▶ _PROBLEM REQUIREMENTS_
Copy every line from the one containing "Type out the text in this image." through the last line of the records below, both included, and nothing else.

▶ _DATASET CONTENT_

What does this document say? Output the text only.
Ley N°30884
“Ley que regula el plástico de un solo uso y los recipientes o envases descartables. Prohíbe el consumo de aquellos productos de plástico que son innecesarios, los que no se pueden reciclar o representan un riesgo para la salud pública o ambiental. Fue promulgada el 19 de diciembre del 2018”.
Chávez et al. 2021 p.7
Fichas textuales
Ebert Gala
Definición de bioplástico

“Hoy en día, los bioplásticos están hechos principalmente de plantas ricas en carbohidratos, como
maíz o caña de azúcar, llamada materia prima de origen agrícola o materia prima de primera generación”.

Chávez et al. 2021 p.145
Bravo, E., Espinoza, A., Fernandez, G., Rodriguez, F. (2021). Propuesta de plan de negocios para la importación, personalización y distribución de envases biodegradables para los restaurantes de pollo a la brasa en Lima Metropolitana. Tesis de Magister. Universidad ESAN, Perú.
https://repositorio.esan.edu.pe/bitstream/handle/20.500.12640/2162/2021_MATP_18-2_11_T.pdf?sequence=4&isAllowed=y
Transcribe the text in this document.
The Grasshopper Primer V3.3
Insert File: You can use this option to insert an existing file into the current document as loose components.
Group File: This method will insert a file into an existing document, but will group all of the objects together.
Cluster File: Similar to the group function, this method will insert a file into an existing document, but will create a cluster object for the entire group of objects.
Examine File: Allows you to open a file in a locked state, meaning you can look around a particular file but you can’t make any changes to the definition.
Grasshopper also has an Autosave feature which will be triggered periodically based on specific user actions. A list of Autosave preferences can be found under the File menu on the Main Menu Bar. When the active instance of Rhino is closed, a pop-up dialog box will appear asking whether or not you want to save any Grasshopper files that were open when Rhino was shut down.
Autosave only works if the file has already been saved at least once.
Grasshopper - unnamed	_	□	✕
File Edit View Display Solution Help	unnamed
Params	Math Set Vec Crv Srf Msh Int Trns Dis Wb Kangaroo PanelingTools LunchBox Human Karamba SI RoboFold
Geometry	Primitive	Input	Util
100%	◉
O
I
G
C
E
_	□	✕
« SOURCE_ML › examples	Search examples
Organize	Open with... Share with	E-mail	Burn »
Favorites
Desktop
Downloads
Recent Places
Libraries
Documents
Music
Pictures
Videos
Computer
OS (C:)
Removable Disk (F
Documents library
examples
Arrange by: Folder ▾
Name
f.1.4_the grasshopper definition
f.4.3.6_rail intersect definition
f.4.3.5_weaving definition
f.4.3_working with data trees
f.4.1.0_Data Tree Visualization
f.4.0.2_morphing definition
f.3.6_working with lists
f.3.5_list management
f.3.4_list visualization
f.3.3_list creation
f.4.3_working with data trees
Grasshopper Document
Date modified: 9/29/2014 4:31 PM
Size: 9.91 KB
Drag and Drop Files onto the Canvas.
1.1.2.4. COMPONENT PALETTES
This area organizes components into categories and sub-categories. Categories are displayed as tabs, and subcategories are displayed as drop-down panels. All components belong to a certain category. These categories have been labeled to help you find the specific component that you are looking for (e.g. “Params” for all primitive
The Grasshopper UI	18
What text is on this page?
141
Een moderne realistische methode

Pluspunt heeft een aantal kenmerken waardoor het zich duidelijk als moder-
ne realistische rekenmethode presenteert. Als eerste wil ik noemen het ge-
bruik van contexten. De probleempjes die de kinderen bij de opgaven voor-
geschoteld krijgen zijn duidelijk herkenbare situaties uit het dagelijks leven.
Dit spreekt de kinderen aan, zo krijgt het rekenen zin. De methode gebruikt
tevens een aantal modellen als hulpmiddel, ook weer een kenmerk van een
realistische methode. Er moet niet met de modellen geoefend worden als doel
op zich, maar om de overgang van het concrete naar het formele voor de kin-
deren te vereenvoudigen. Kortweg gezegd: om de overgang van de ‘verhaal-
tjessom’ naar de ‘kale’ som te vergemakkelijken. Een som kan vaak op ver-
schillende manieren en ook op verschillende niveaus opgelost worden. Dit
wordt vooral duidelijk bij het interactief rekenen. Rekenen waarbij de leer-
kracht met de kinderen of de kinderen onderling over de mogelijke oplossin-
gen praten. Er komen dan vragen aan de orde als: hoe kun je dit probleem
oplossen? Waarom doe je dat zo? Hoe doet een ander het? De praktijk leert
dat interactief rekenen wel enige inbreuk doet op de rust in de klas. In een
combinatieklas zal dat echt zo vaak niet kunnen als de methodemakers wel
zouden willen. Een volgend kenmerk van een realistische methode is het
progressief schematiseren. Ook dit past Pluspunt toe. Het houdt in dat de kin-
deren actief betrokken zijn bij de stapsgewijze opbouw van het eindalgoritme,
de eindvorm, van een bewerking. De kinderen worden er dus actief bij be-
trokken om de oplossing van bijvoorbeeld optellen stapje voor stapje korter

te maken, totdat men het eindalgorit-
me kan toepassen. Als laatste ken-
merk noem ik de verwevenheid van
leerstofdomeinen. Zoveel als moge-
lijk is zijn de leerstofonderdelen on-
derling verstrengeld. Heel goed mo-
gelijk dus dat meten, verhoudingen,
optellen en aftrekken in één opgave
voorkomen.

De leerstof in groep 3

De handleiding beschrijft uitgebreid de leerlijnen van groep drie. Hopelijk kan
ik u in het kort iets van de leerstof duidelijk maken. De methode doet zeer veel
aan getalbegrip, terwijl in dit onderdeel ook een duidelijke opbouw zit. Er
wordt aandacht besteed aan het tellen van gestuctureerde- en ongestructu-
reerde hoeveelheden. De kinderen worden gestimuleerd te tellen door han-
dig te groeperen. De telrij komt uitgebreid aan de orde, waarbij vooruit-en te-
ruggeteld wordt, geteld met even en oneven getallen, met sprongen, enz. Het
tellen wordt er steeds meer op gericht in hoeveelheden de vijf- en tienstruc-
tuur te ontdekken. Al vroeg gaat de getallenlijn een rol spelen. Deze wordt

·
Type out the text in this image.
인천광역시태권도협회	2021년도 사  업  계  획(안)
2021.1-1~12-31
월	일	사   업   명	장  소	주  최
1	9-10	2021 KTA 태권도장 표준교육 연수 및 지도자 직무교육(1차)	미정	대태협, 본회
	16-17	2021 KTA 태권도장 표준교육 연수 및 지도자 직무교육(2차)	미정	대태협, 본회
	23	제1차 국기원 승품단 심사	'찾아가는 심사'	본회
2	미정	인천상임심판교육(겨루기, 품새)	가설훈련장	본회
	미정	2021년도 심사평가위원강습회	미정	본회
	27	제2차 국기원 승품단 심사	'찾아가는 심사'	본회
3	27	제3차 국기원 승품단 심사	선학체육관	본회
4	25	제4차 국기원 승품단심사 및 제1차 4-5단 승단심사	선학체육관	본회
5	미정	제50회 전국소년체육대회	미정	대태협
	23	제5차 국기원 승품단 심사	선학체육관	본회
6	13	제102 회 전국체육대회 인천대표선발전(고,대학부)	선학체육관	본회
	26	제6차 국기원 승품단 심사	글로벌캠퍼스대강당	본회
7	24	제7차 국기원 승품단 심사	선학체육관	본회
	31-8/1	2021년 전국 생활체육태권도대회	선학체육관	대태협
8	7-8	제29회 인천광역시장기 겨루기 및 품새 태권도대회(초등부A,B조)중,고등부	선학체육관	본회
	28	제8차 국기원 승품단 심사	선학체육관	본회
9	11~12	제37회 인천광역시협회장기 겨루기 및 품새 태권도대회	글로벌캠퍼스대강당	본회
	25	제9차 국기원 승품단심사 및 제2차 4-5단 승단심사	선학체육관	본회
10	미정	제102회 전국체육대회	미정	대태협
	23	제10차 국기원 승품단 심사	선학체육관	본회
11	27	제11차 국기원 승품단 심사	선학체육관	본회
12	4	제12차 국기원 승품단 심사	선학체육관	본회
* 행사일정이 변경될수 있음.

▶ _TASK RESULT_
Type out the text in this image.
인천광역시태권도협회	2021년도 사  업  계  획(안)
2021.1-1~12-31
월	일	사   업   명	장  소	주  최
1	9-10	2021 KTA 태권도장 표준교육 연수 및 지도자 직무교육(1차)	미정	대태협, 본회
	16-17	2021 KTA 태권도장 표준교육 연수 및 지도자 직무교육(2차)	미정	대태협, 본회
	23	제1차 국기원 승품단 심사	'찾아가는 심사'	본회
2	미정	인천상임심판교육(겨루기, 품새)	가설훈련장	본회
	미정	2021년도 심사평가위원강습회	미정	본회
	27	제2차 국기원 승품단 심사	'찾아가는 심사'	본회
3	27	제3차 국기원 승품단 심사	선학체육관	본회
4	25	제4차 국기원 승품단심사 및 제1차 4-5단 승단심사	선학체육관	본회
5	미정	제50회 전국소년체육대회	미정	대태협
	23	제5차 국기원 승품단 심사	선학체육관	본회
6	13	제102 회 전국체육대회 인천대표선발전(고,대학부)	선학체육관	본회
	26	제6차 국기원 승품단 심사	글로벌캠퍼스대강당	본회
7	24	제7차 국기원 승품단 심사	선학체육관	본회
	31-8/1	2021년 전국 생활체육태권도대회	선학체육관	대태협
8	7-8	제29회 인천광역시장기 겨루기 및 품새 태권도대회(초등부A,B조)중,고등부	선학체육관	본회
	28	제8차 국기원 승품단 심사	선학체육관	본회
9	11~12	제37회 인천광역시협회장기 겨루기 및 품새 태권도대회	글로벌캠퍼스대강당	본회
	25	제9차 국기원 승품단심사 및 제2차 4-5단 승단심사	선학체육관	본회
10	미정	제102회 전국체육대회	미정	대태협
	23	제10차 국기원 승품단 심사	선학체육관	본회
11	27	제11차 국기원 승품단 심사	선학체육관	본회
12	4	제12차 국기원 승품단 심사	선학체육관	본회
* 행사일정이 변경될수 있음.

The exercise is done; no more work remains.